» AIM OF THE EXERCISE
Exactly repeat the material, dropping every picture from the copy.

>> Begin

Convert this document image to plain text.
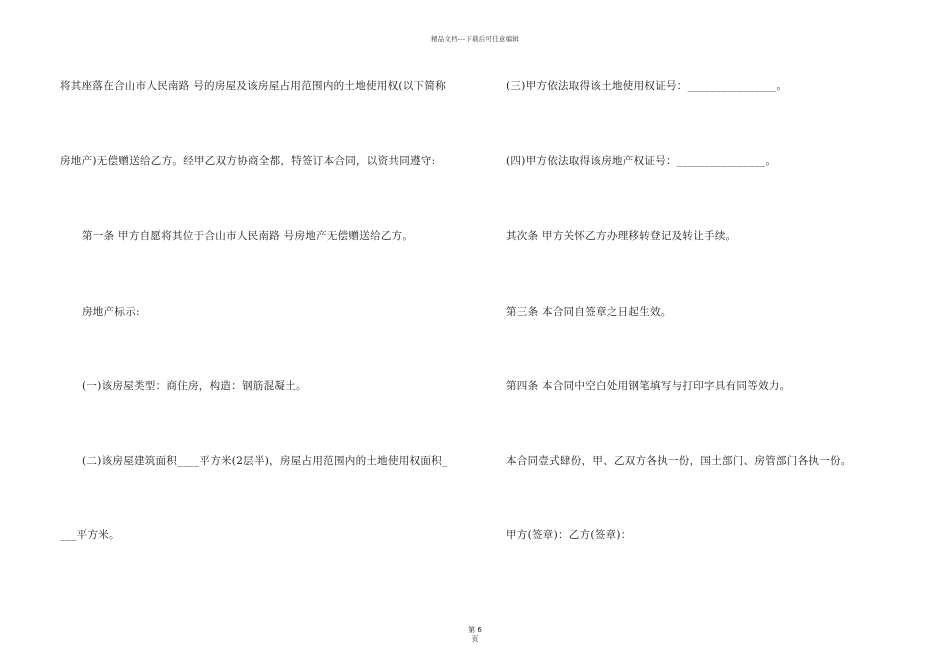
精品文档---下载后可任意编辑
将其座落在合山市人民南路 号的房屋及该房屋占用范围内的土地使用权(以下简称
房地产)无偿赠送给乙方。经甲乙双方协商全都，特签订本合同，以资共同遵守:
第一条 甲方自愿将其位于合山市人民南路 号房地产无偿赠送给乙方。
房地产标示:
(一)该房屋类型：商住房，构造：钢筋混凝土。
(二)该房屋建筑面积____平方米(2层半)，房屋占用范围内的土地使用权面积_
___平方米。
(三)甲方依法取得该土地使用权证号：________________。
(四)甲方依法取得该房地产权证号：________________。
其次条 甲方关怀乙方办理移转登记及转让手续。
第三条 本合同自签章之日起生效。
第四条 本合同中空白处用钢笔填写与打印字具有同等效力。
本合同壹式肆份，甲、乙双方各执一份，国土部门、房管部门各执一份。
甲方(签章)：乙方(签章)：
第 6
页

>> End

» EXPECTED ANSWER
Convert this document image to plain text.
精品文档---下载后可任意编辑
将其座落在合山市人民南路 号的房屋及该房屋占用范围内的土地使用权(以下简称
房地产)无偿赠送给乙方。经甲乙双方协商全都，特签订本合同，以资共同遵守:
第一条 甲方自愿将其位于合山市人民南路 号房地产无偿赠送给乙方。
房地产标示:
(一)该房屋类型：商住房，构造：钢筋混凝土。
(二)该房屋建筑面积____平方米(2层半)，房屋占用范围内的土地使用权面积_
___平方米。
(三)甲方依法取得该土地使用权证号：________________。
(四)甲方依法取得该房地产权证号：________________。
其次条 甲方关怀乙方办理移转登记及转让手续。
第三条 本合同自签章之日起生效。
第四条 本合同中空白处用钢笔填写与打印字具有同等效力。
本合同壹式肆份，甲、乙双方各执一份，国土部门、房管部门各执一份。
甲方(签章)：乙方(签章)：
第 6
页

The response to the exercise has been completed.